Instructions for the task: Search the material for the string "evrende" and copy each line where it occurs.
— start of Dataset —
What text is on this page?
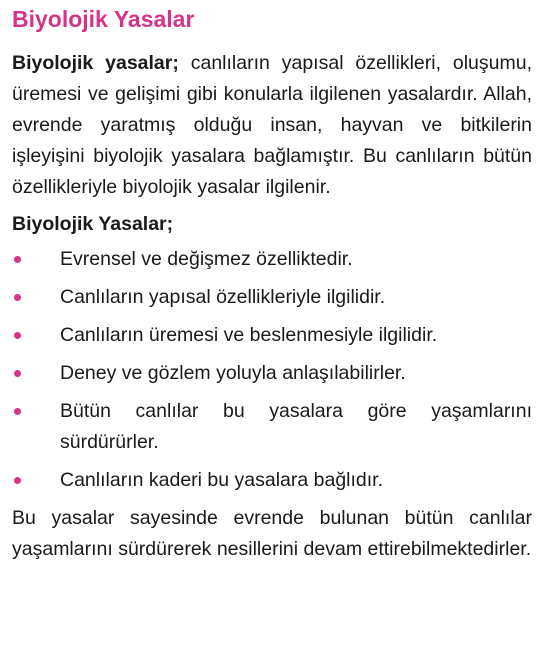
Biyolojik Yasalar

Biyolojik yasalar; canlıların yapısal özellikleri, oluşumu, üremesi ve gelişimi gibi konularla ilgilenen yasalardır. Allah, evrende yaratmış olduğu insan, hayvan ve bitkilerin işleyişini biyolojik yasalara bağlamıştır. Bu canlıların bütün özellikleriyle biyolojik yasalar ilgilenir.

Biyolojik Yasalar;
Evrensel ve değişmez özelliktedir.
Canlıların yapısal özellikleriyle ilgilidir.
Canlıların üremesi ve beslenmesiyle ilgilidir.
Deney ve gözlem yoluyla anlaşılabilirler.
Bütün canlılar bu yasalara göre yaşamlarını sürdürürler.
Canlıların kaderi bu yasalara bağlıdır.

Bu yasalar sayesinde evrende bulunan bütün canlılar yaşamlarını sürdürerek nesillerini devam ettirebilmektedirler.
— end of Dataset —
Exercise response:
Biyolojik yasalar; canlıların yapısal özellikleri, oluşumu, üremesi ve gelişimi gibi konularla ilgilenen yasalardır. Allah, evrende yaratmış olduğu insan, hayvan ve bitkilerin işleyişini biyolojik yasalara bağlamıştır. Bu canlıların bütün özellikleriyle biyolojik yasalar ilgilenir.
Bu yasalar sayesinde evrende bulunan bütün canlılar yaşamlarını sürdürerek nesillerini devam ettirebilmektedirler.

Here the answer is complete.